--- Start DATA TO PROCESS ---

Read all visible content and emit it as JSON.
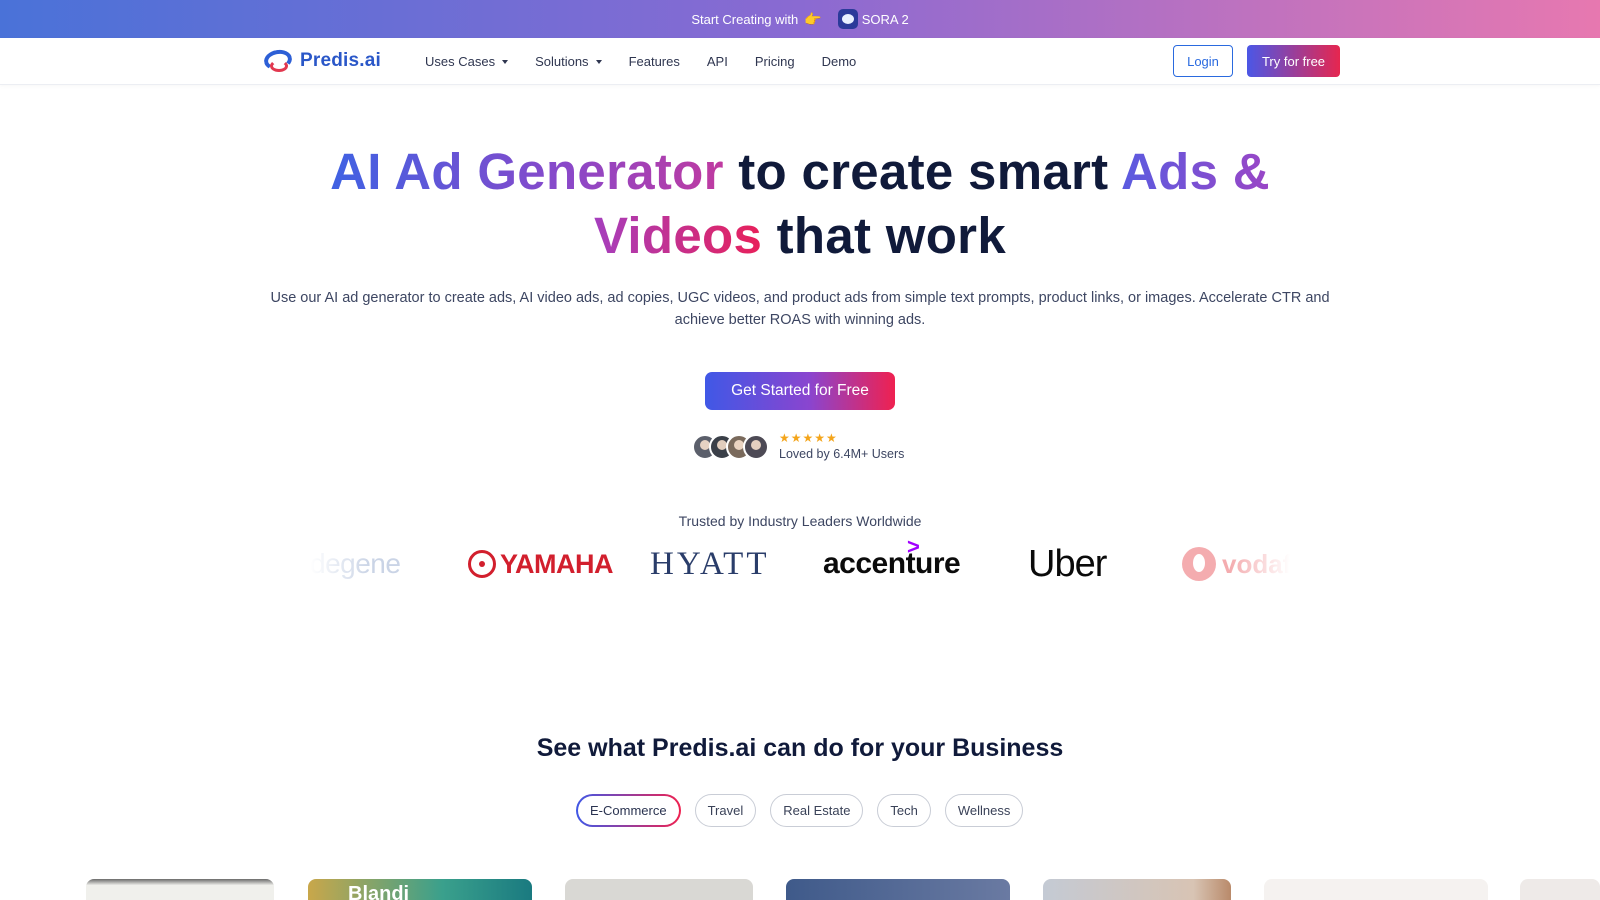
{
  "banner": {
    "text": "Start Creating with",
    "hand_icon": "👉",
    "product_icon": "sora-logo-icon",
    "product": "SORA 2"
  },
  "nav": {
    "brand": "Predis.ai",
    "items": [
      {
        "label": "Uses Cases",
        "dropdown": true
      },
      {
        "label": "Solutions",
        "dropdown": true
      },
      {
        "label": "Features",
        "dropdown": false
      },
      {
        "label": "API",
        "dropdown": false
      },
      {
        "label": "Pricing",
        "dropdown": false
      },
      {
        "label": "Demo",
        "dropdown": false
      }
    ],
    "login": "Login",
    "try": "Try for free"
  },
  "hero": {
    "title_parts": {
      "p1": "AI Ad Generator",
      "p2": " to create smart ",
      "p3": "Ads &",
      "p4": "Videos",
      "p5": " that work"
    },
    "subtitle": "Use our AI ad generator to create ads, AI video ads, ad copies, UGC videos, and product ads from simple text prompts, product links, or images. Accelerate CTR and achieve better ROAS with winning ads.",
    "cta": "Get Started for Free",
    "stars": "★★★★★",
    "rating_count": 5,
    "loved": "Loved by 6.4M+ Users"
  },
  "trusted": {
    "heading": "Trusted by Industry Leaders Worldwide",
    "logos": [
      "degene",
      "YAMAHA",
      "HYATT",
      "accenture",
      "Uber",
      "vodafone"
    ],
    "logo_visible_text": {
      "degene": "degene",
      "yamaha": "YAMAHA",
      "hyatt": "HYATT",
      "accenture": "accenture",
      "uber": "Uber",
      "vodafone": "vodaf"
    }
  },
  "business": {
    "title": "See what Predis.ai can do for your Business",
    "tabs": [
      {
        "label": "E-Commerce",
        "active": true
      },
      {
        "label": "Travel",
        "active": false
      },
      {
        "label": "Real Estate",
        "active": false
      },
      {
        "label": "Tech",
        "active": false
      },
      {
        "label": "Wellness",
        "active": false
      }
    ],
    "card_peek_text": "Blandi"
  },
  "colors": {
    "brand_blue": "#2a57c8",
    "gradient_start": "#4058e6",
    "gradient_end": "#ef2150",
    "star": "#f4a51b",
    "heading": "#101a3a"
  }
}
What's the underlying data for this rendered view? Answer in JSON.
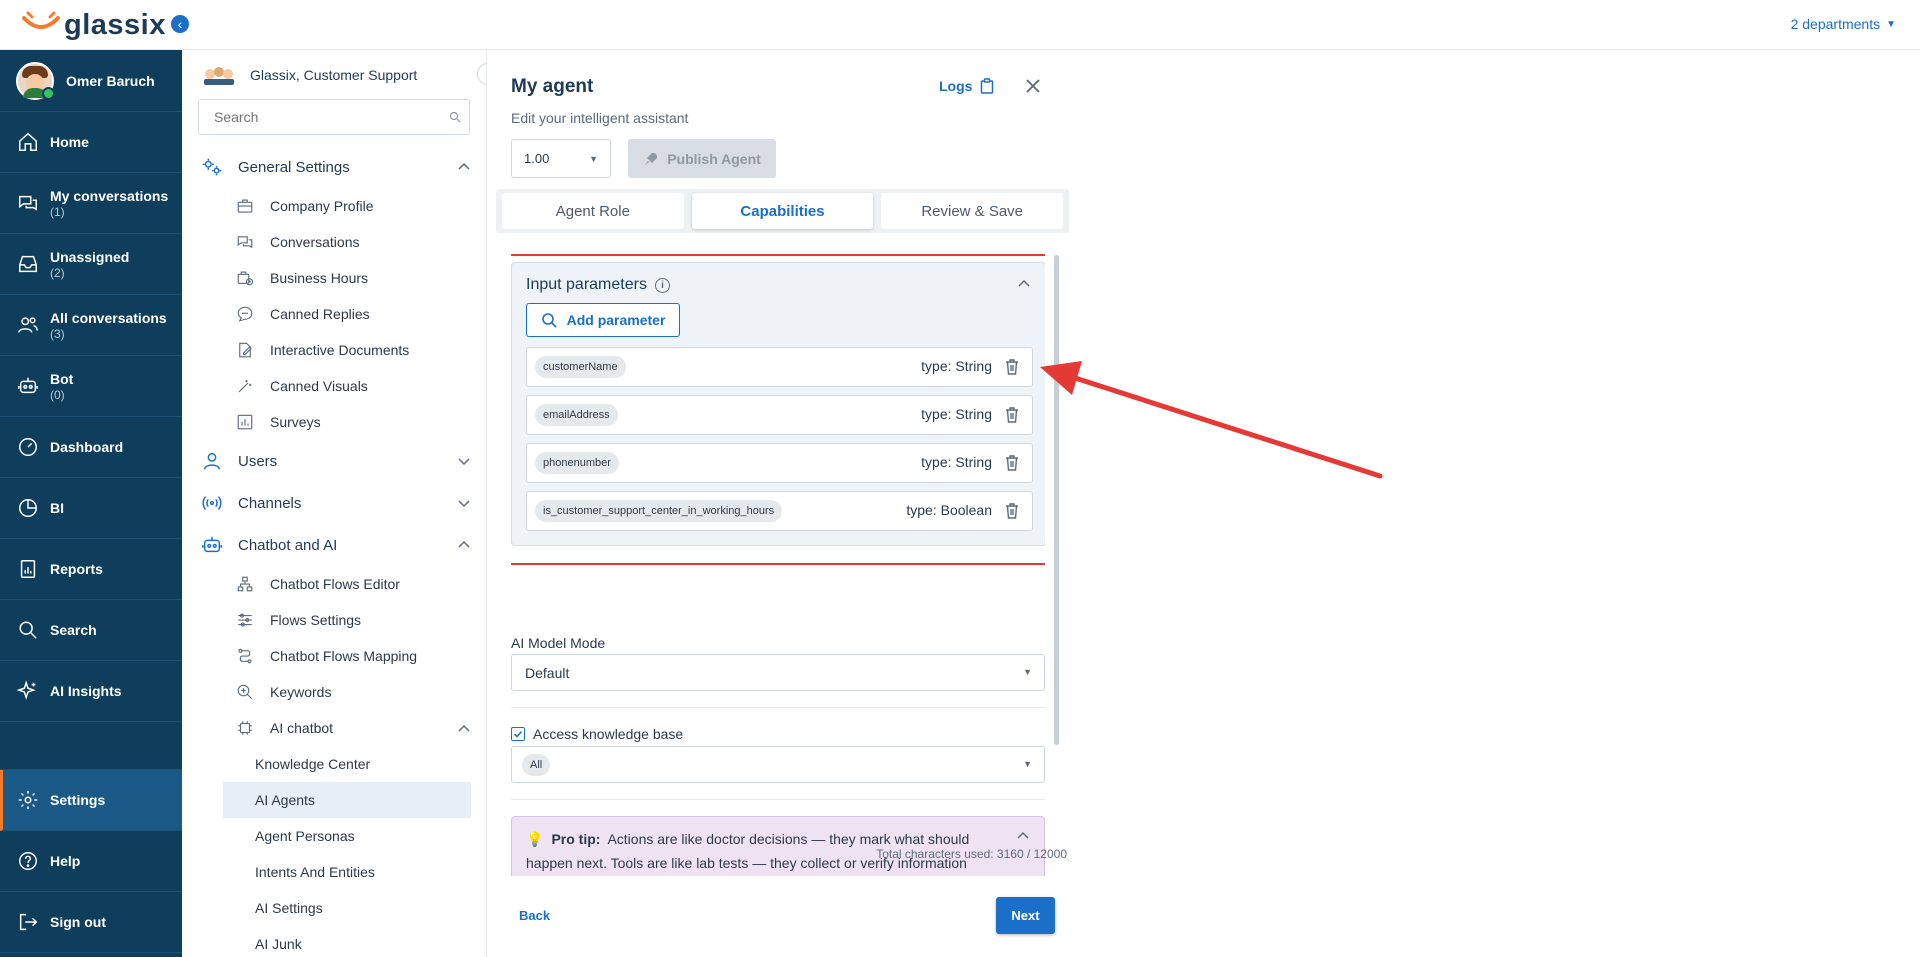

--- End DATA TO PROCESS ---

Write out the listing word for word, omitting the pictures it holds.

Read all visible content and emit it as JSON.
{
  "banner": {
    "text": "Start Creating with",
    "hand_icon": "👉",
    "product_icon": "sora-logo-icon",
    "product": "SORA 2"
  },
  "nav": {
    "brand": "Predis.ai",
    "items": [
      {
        "label": "Uses Cases",
        "dropdown": true
      },
      {
        "label": "Solutions",
        "dropdown": true
      },
      {
        "label": "Features",
        "dropdown": false
      },
      {
        "label": "API",
        "dropdown": false
      },
      {
        "label": "Pricing",
        "dropdown": false
      },
      {
        "label": "Demo",
        "dropdown": false
      }
    ],
    "login": "Login",
    "try": "Try for free"
  },
  "hero": {
    "title_parts": {
      "p1": "AI Ad Generator",
      "p2": " to create smart ",
      "p3": "Ads &",
      "p4": "Videos",
      "p5": " that work"
    },
    "subtitle": "Use our AI ad generator to create ads, AI video ads, ad copies, UGC videos, and product ads from simple text prompts, product links, or images. Accelerate CTR and achieve better ROAS with winning ads.",
    "cta": "Get Started for Free",
    "stars": "★★★★★",
    "rating_count": 5,
    "loved": "Loved by 6.4M+ Users"
  },
  "trusted": {
    "heading": "Trusted by Industry Leaders Worldwide",
    "logos": [
      "degene",
      "YAMAHA",
      "HYATT",
      "accenture",
      "Uber",
      "vodafone"
    ],
    "logo_visible_text": {
      "degene": "degene",
      "yamaha": "YAMAHA",
      "hyatt": "HYATT",
      "accenture": "accenture",
      "uber": "Uber",
      "vodafone": "vodaf"
    }
  },
  "business": {
    "title": "See what Predis.ai can do for your Business",
    "tabs": [
      {
        "label": "E-Commerce",
        "active": true
      },
      {
        "label": "Travel",
        "active": false
      },
      {
        "label": "Real Estate",
        "active": false
      },
      {
        "label": "Tech",
        "active": false
      },
      {
        "label": "Wellness",
        "active": false
      }
    ],
    "card_peek_text": "Blandi"
  },
  "colors": {
    "brand_blue": "#2a57c8",
    "gradient_start": "#4058e6",
    "gradient_end": "#ef2150",
    "star": "#f4a51b",
    "heading": "#101a3a"
  }
}
What's the underlying data for this rendered view? Answer in JSON.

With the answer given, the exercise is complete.